**Set problem**
Repeat the records in full and exactly, omitting pictures.

---+---

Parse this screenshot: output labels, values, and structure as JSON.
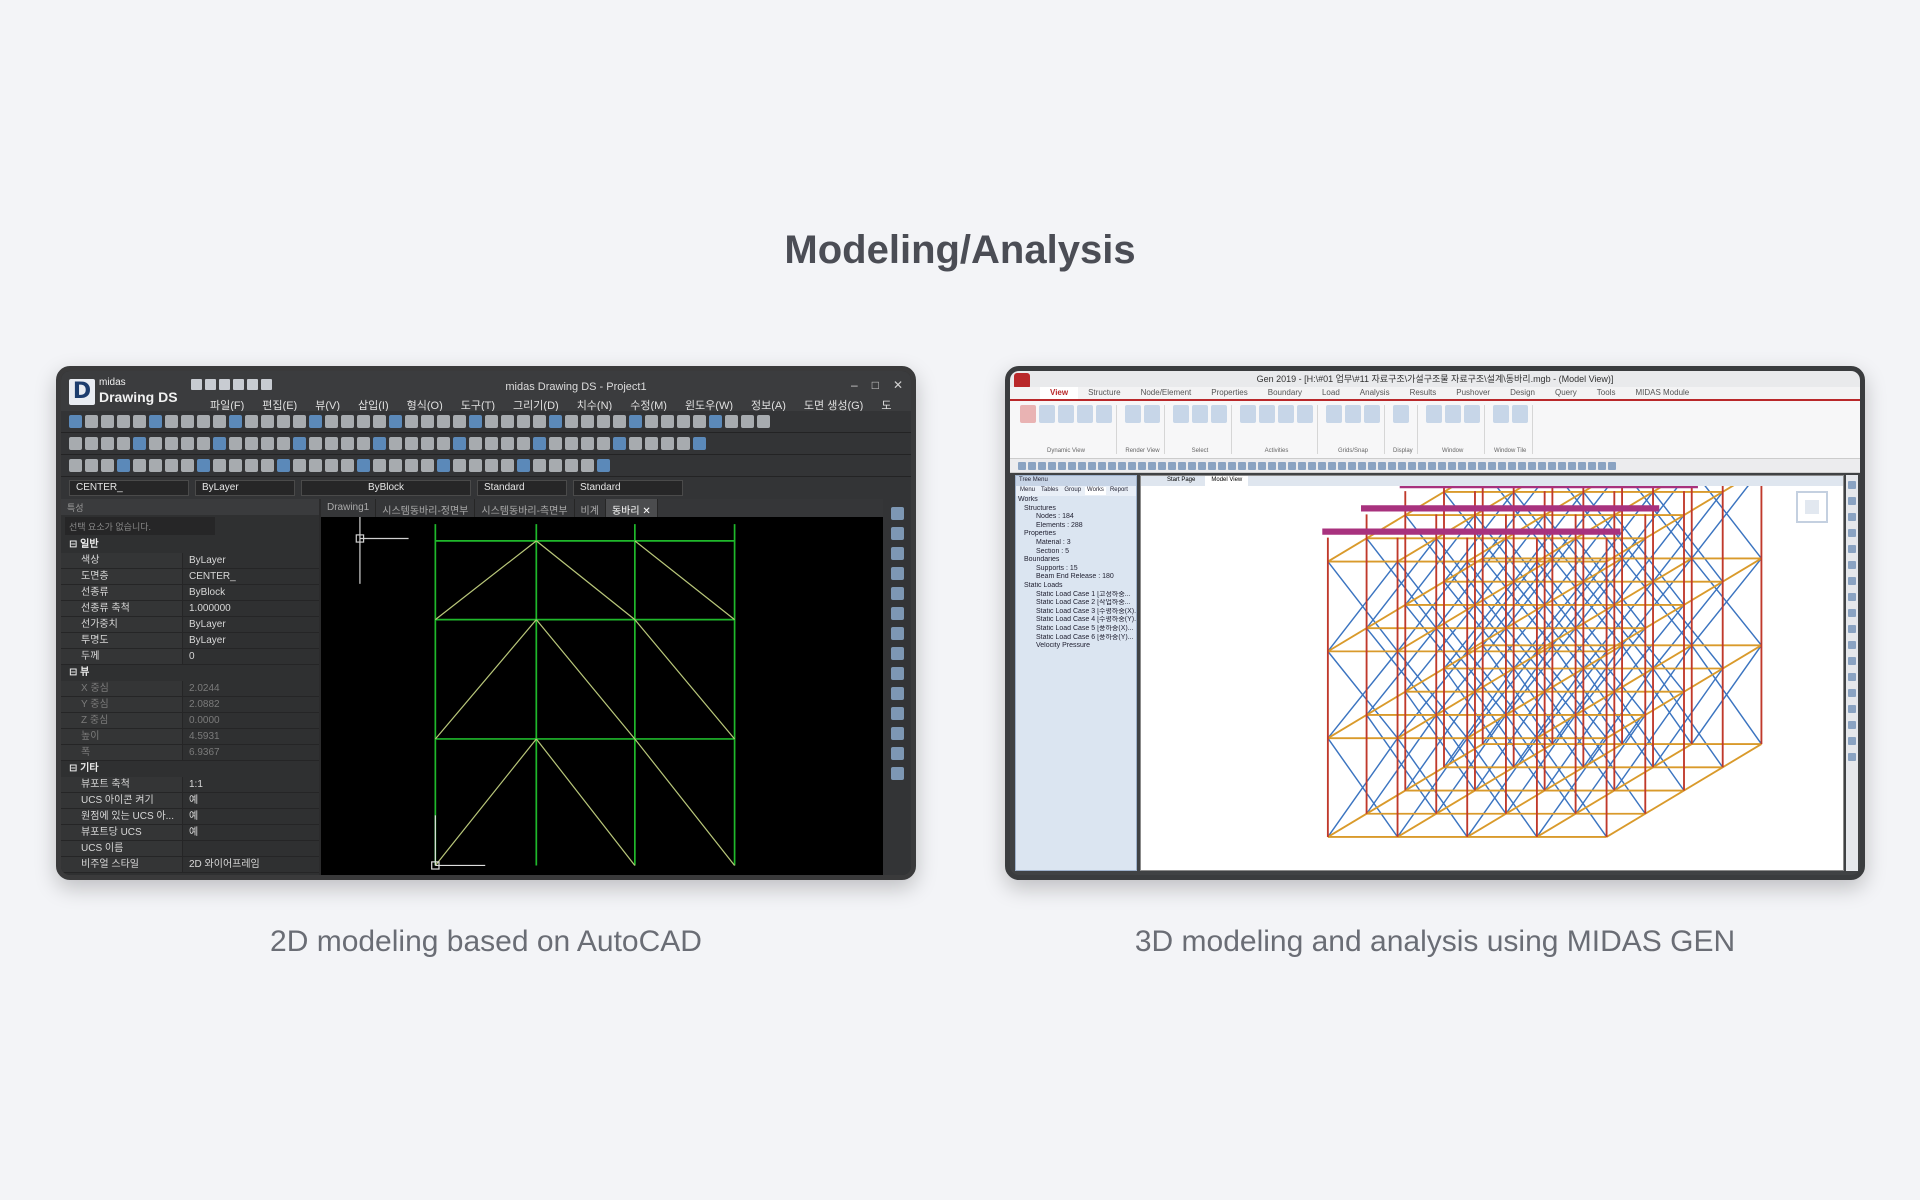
{
  "page": {
    "title": "Modeling/Analysis"
  },
  "cards": {
    "left": {
      "caption": "2D modeling based on AutoCAD",
      "app": {
        "brand_small": "midas",
        "brand_name": "Drawing DS",
        "window_title": "midas Drawing DS - Project1",
        "menu": [
          "파일(F)",
          "편집(E)",
          "뷰(V)",
          "삽입(I)",
          "형식(O)",
          "도구(T)",
          "그리기(D)",
          "치수(N)",
          "수정(M)",
          "윈도우(W)",
          "정보(A)",
          "도면 생성(G)",
          "도"
        ],
        "prop_bar": {
          "layer": "CENTER_",
          "color": "ByLayer",
          "linetype": "ByBlock",
          "text_style": "Standard",
          "dim_style": "Standard"
        },
        "panel": {
          "header": "특성",
          "selection": "선택 요소가 없습니다.",
          "sections": [
            {
              "label": "일반",
              "rows": [
                {
                  "key": "색상",
                  "value": "ByLayer"
                },
                {
                  "key": "도면층",
                  "value": "CENTER_"
                },
                {
                  "key": "선종류",
                  "value": "ByBlock"
                },
                {
                  "key": "선종류 축척",
                  "value": "1.000000"
                },
                {
                  "key": "선가중치",
                  "value": "ByLayer"
                },
                {
                  "key": "투명도",
                  "value": "ByLayer"
                },
                {
                  "key": "두께",
                  "value": "0"
                }
              ]
            },
            {
              "label": "뷰",
              "rows": [
                {
                  "key": "X 중심",
                  "value": "2.0244"
                },
                {
                  "key": "Y 중심",
                  "value": "2.0882"
                },
                {
                  "key": "Z 중심",
                  "value": "0.0000"
                },
                {
                  "key": "높이",
                  "value": "4.5931"
                },
                {
                  "key": "폭",
                  "value": "6.9367"
                }
              ]
            },
            {
              "label": "기타",
              "rows": [
                {
                  "key": "뷰포트 축척",
                  "value": "1:1"
                },
                {
                  "key": "UCS 아이콘 켜기",
                  "value": "예"
                },
                {
                  "key": "원점에 있는 UCS 아...",
                  "value": "예"
                },
                {
                  "key": "뷰포트당 UCS",
                  "value": "예"
                },
                {
                  "key": "UCS 이름",
                  "value": ""
                },
                {
                  "key": "비주얼 스타일",
                  "value": "2D 와이어프레임"
                }
              ]
            }
          ]
        },
        "doc_tabs": [
          "Drawing1",
          "시스템동바리-정면부",
          "시스템동바리-측면부",
          "비계",
          "동바리"
        ],
        "active_doc_tab": 4,
        "colors": {
          "frame_lines": "#1fb82b",
          "brace_lines": "#b9c77a",
          "canvas": "#000000"
        }
      }
    },
    "right": {
      "caption": "3D modeling and analysis using MIDAS GEN",
      "app": {
        "window_title": "Gen 2019 - [H:\\#01 업무\\#11 자료구조\\가설구조물 자료구조\\설계\\동바리.mgb - (Model View)]",
        "ribbon_tabs": [
          "View",
          "Structure",
          "Node/Element",
          "Properties",
          "Boundary",
          "Load",
          "Analysis",
          "Results",
          "Pushover",
          "Design",
          "Query",
          "Tools",
          "MIDAS Module"
        ],
        "active_ribbon_tab": 0,
        "ribbon_groups": [
          "Dynamic View",
          "Render View",
          "Select",
          "Activities",
          "Grids/Snap",
          "Display",
          "Window",
          "Window Tile"
        ],
        "tree": {
          "header": "Tree Menu",
          "tabs": [
            "Menu",
            "Tables",
            "Group",
            "Works",
            "Report"
          ],
          "active_tab": 3,
          "lines": [
            "Works",
            "Structures",
            "Nodes : 184",
            "Elements : 288",
            "Properties",
            "Material : 3",
            "Section : 5",
            "Boundaries",
            "Supports : 15",
            "Beam End Release : 180",
            "Static Loads",
            "Static Load Case 1 [고정하중...",
            "Static Load Case 2 [작업하중...",
            "Static Load Case 3 [수평하중(X)...",
            "Static Load Case 4 [수평하중(Y)...",
            "Static Load Case 5 [풍하중(X)...",
            "Static Load Case 6 [풍하중(Y)...",
            "Velocity Pressure"
          ]
        },
        "view_tabs": [
          "Start Page",
          "Model View"
        ],
        "active_view_tab": 1,
        "colors": {
          "columns": "#c0392b",
          "ledgers": "#d99a2b",
          "braces": "#3b74c0",
          "top_beams": "#a8327e"
        }
      }
    }
  }
}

---+---

**Solved problem**
Parse this screenshot: output labels, values, and structure as JSON.
{
  "page": {
    "title": "Modeling/Analysis"
  },
  "cards": {
    "left": {
      "caption": "2D modeling based on AutoCAD",
      "app": {
        "brand_small": "midas",
        "brand_name": "Drawing DS",
        "window_title": "midas Drawing DS - Project1",
        "menu": [
          "파일(F)",
          "편집(E)",
          "뷰(V)",
          "삽입(I)",
          "형식(O)",
          "도구(T)",
          "그리기(D)",
          "치수(N)",
          "수정(M)",
          "윈도우(W)",
          "정보(A)",
          "도면 생성(G)",
          "도"
        ],
        "prop_bar": {
          "layer": "CENTER_",
          "color": "ByLayer",
          "linetype": "ByBlock",
          "text_style": "Standard",
          "dim_style": "Standard"
        },
        "panel": {
          "header": "특성",
          "selection": "선택 요소가 없습니다.",
          "sections": [
            {
              "label": "일반",
              "rows": [
                {
                  "key": "색상",
                  "value": "ByLayer"
                },
                {
                  "key": "도면층",
                  "value": "CENTER_"
                },
                {
                  "key": "선종류",
                  "value": "ByBlock"
                },
                {
                  "key": "선종류 축척",
                  "value": "1.000000"
                },
                {
                  "key": "선가중치",
                  "value": "ByLayer"
                },
                {
                  "key": "투명도",
                  "value": "ByLayer"
                },
                {
                  "key": "두께",
                  "value": "0"
                }
              ]
            },
            {
              "label": "뷰",
              "rows": [
                {
                  "key": "X 중심",
                  "value": "2.0244"
                },
                {
                  "key": "Y 중심",
                  "value": "2.0882"
                },
                {
                  "key": "Z 중심",
                  "value": "0.0000"
                },
                {
                  "key": "높이",
                  "value": "4.5931"
                },
                {
                  "key": "폭",
                  "value": "6.9367"
                }
              ]
            },
            {
              "label": "기타",
              "rows": [
                {
                  "key": "뷰포트 축척",
                  "value": "1:1"
                },
                {
                  "key": "UCS 아이콘 켜기",
                  "value": "예"
                },
                {
                  "key": "원점에 있는 UCS 아...",
                  "value": "예"
                },
                {
                  "key": "뷰포트당 UCS",
                  "value": "예"
                },
                {
                  "key": "UCS 이름",
                  "value": ""
                },
                {
                  "key": "비주얼 스타일",
                  "value": "2D 와이어프레임"
                }
              ]
            }
          ]
        },
        "doc_tabs": [
          "Drawing1",
          "시스템동바리-정면부",
          "시스템동바리-측면부",
          "비계",
          "동바리"
        ],
        "active_doc_tab": 4,
        "colors": {
          "frame_lines": "#1fb82b",
          "brace_lines": "#b9c77a",
          "canvas": "#000000"
        }
      }
    },
    "right": {
      "caption": "3D modeling and analysis using MIDAS GEN",
      "app": {
        "window_title": "Gen 2019 - [H:\\#01 업무\\#11 자료구조\\가설구조물 자료구조\\설계\\동바리.mgb - (Model View)]",
        "ribbon_tabs": [
          "View",
          "Structure",
          "Node/Element",
          "Properties",
          "Boundary",
          "Load",
          "Analysis",
          "Results",
          "Pushover",
          "Design",
          "Query",
          "Tools",
          "MIDAS Module"
        ],
        "active_ribbon_tab": 0,
        "ribbon_groups": [
          "Dynamic View",
          "Render View",
          "Select",
          "Activities",
          "Grids/Snap",
          "Display",
          "Window",
          "Window Tile"
        ],
        "tree": {
          "header": "Tree Menu",
          "tabs": [
            "Menu",
            "Tables",
            "Group",
            "Works",
            "Report"
          ],
          "active_tab": 3,
          "lines": [
            "Works",
            "Structures",
            "Nodes : 184",
            "Elements : 288",
            "Properties",
            "Material : 3",
            "Section : 5",
            "Boundaries",
            "Supports : 15",
            "Beam End Release : 180",
            "Static Loads",
            "Static Load Case 1 [고정하중...",
            "Static Load Case 2 [작업하중...",
            "Static Load Case 3 [수평하중(X)...",
            "Static Load Case 4 [수평하중(Y)...",
            "Static Load Case 5 [풍하중(X)...",
            "Static Load Case 6 [풍하중(Y)...",
            "Velocity Pressure"
          ]
        },
        "view_tabs": [
          "Start Page",
          "Model View"
        ],
        "active_view_tab": 1,
        "colors": {
          "columns": "#c0392b",
          "ledgers": "#d99a2b",
          "braces": "#3b74c0",
          "top_beams": "#a8327e"
        }
      }
    }
  }
}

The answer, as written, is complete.